Written request: Your task is to copy every line of the entries that contains "Safety".

— START Provided data —

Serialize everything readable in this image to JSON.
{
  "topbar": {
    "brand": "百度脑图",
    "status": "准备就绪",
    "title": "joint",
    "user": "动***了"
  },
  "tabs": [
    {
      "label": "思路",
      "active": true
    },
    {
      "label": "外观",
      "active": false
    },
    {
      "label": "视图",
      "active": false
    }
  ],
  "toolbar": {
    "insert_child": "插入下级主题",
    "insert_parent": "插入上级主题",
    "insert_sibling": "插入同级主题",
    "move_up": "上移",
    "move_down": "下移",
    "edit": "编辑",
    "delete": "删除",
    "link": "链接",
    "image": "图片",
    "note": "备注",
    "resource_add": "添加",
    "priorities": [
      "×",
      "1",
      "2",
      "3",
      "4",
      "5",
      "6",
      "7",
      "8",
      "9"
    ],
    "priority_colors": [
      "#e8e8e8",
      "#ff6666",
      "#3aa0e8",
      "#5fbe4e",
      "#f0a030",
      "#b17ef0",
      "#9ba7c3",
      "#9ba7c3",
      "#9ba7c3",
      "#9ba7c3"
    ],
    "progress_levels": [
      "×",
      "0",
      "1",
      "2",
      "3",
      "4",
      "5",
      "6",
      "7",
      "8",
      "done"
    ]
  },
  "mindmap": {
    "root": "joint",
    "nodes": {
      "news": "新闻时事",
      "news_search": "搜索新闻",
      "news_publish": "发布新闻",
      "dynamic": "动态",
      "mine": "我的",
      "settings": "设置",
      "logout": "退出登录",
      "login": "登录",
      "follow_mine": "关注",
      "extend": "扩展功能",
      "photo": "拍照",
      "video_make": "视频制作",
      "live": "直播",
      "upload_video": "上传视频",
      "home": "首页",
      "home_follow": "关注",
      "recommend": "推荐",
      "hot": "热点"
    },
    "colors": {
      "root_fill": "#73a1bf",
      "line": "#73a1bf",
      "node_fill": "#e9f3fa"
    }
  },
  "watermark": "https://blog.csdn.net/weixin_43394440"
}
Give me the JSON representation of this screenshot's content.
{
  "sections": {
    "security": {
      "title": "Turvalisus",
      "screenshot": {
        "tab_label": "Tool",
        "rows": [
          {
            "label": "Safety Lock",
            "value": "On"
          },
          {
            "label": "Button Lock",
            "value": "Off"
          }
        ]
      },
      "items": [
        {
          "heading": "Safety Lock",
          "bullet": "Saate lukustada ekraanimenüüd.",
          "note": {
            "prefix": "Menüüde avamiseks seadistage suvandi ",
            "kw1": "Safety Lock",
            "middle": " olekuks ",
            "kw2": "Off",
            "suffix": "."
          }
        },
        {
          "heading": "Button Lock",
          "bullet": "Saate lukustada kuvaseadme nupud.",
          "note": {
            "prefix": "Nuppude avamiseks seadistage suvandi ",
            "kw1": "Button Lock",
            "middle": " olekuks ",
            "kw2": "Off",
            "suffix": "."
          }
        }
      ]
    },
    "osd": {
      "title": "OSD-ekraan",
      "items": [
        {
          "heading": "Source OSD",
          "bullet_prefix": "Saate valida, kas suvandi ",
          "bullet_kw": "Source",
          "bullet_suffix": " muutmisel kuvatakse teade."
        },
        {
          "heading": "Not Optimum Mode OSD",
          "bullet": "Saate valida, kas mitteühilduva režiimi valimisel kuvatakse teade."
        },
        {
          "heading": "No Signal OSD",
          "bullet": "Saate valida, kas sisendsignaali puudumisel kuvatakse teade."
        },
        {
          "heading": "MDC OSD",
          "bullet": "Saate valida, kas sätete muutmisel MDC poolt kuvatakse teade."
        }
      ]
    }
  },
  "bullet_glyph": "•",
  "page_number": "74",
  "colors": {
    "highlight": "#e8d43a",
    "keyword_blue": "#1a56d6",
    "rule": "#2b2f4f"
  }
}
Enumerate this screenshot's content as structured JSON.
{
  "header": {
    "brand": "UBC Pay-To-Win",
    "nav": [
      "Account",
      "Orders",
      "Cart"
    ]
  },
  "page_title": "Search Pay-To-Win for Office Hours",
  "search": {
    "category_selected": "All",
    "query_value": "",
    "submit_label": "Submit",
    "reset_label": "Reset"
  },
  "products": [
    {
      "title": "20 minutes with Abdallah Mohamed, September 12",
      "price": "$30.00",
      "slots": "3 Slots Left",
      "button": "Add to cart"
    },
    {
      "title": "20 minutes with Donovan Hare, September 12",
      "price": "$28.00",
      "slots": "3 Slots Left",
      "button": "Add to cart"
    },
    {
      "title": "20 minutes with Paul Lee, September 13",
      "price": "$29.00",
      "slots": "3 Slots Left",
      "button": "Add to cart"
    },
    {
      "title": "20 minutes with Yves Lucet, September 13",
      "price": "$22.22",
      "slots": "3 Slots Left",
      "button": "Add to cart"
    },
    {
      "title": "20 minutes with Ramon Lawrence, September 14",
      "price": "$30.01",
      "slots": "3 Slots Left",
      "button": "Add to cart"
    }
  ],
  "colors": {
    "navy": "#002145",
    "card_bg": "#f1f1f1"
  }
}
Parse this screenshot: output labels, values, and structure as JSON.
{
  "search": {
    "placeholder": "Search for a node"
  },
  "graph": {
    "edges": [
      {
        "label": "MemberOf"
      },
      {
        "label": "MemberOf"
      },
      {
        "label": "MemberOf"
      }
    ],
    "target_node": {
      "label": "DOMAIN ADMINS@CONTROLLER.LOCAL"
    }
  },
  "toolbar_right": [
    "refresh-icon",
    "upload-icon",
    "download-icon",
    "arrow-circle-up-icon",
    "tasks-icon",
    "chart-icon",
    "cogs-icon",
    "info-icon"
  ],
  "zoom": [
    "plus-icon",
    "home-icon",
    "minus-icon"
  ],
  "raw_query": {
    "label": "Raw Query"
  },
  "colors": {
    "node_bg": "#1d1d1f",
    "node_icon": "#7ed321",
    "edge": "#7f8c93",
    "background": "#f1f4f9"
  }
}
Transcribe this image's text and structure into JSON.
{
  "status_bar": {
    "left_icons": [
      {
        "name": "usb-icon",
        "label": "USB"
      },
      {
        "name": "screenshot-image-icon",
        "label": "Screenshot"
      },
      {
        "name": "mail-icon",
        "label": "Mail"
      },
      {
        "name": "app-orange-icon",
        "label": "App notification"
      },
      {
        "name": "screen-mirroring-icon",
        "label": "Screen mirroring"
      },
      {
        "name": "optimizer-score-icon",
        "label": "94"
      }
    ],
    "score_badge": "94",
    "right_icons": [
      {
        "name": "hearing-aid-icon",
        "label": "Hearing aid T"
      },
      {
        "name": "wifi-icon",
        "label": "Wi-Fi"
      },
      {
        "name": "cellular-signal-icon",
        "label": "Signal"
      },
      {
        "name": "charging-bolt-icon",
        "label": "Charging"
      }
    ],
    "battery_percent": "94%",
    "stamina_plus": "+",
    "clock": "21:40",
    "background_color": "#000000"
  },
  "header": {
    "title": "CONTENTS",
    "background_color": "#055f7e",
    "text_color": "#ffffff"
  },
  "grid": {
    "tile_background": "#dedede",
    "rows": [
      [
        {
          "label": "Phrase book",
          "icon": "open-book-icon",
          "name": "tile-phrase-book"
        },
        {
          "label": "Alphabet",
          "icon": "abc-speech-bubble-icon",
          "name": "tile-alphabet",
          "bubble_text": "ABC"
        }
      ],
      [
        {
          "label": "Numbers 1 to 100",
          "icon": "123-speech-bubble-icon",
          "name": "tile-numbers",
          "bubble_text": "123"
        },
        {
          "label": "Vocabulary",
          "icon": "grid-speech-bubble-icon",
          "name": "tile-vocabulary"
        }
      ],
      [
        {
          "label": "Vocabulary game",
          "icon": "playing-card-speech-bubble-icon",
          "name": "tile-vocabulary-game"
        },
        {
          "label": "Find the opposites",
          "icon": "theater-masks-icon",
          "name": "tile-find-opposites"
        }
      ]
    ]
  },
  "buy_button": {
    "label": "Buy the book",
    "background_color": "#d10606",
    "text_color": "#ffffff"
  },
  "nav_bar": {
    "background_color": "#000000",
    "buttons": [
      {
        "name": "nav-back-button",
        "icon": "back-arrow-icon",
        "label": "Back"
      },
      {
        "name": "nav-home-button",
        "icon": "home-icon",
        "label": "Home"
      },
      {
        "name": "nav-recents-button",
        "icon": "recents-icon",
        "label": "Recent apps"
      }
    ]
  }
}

— END Provided data —

Output below:
            "label": "Safety Lock",
          "heading": "Safety Lock",
            "kw1": "Safety Lock",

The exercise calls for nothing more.